**DATA**

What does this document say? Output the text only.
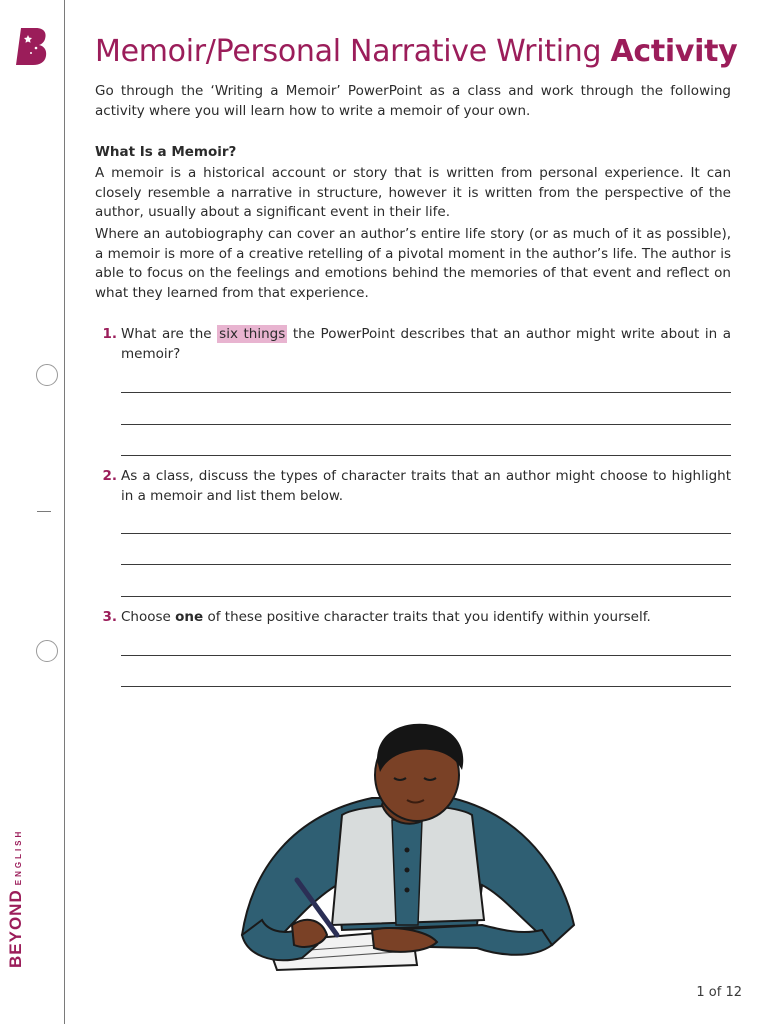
BEYOND
ENGLISH
Memoir/Personal Narrative Writing Activity

Go through the ‘Writing a Memoir’ PowerPoint as a class and work through the following activity where you will learn how to write a memoir of your own.

What Is a Memoir?

A memoir is a historical account or story that is written from personal experience. It can closely resemble a narrative in structure, however it is written from the perspective of the author, usually about a significant event in their life.

Where an autobiography can cover an author’s entire life story (or as much of it as possible), a memoir is more of a creative retelling of a pivotal moment in the author’s life. The author is able to focus on the feelings and emotions behind the memories of that event and reflect on what they learned from that experience.

1. What are the six things the PowerPoint describes that an author might write about in a memoir?
2. As a class, discuss the types of character traits that an author might choose to highlight in a memoir and list them below.
3. Choose one of these positive character traits that you identify within yourself.
1 of 12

**EXERCISE DIRECTIONS**
Report the number of lines above that contain the word "Writing", and only that number.

**COMPLETED TASK**
2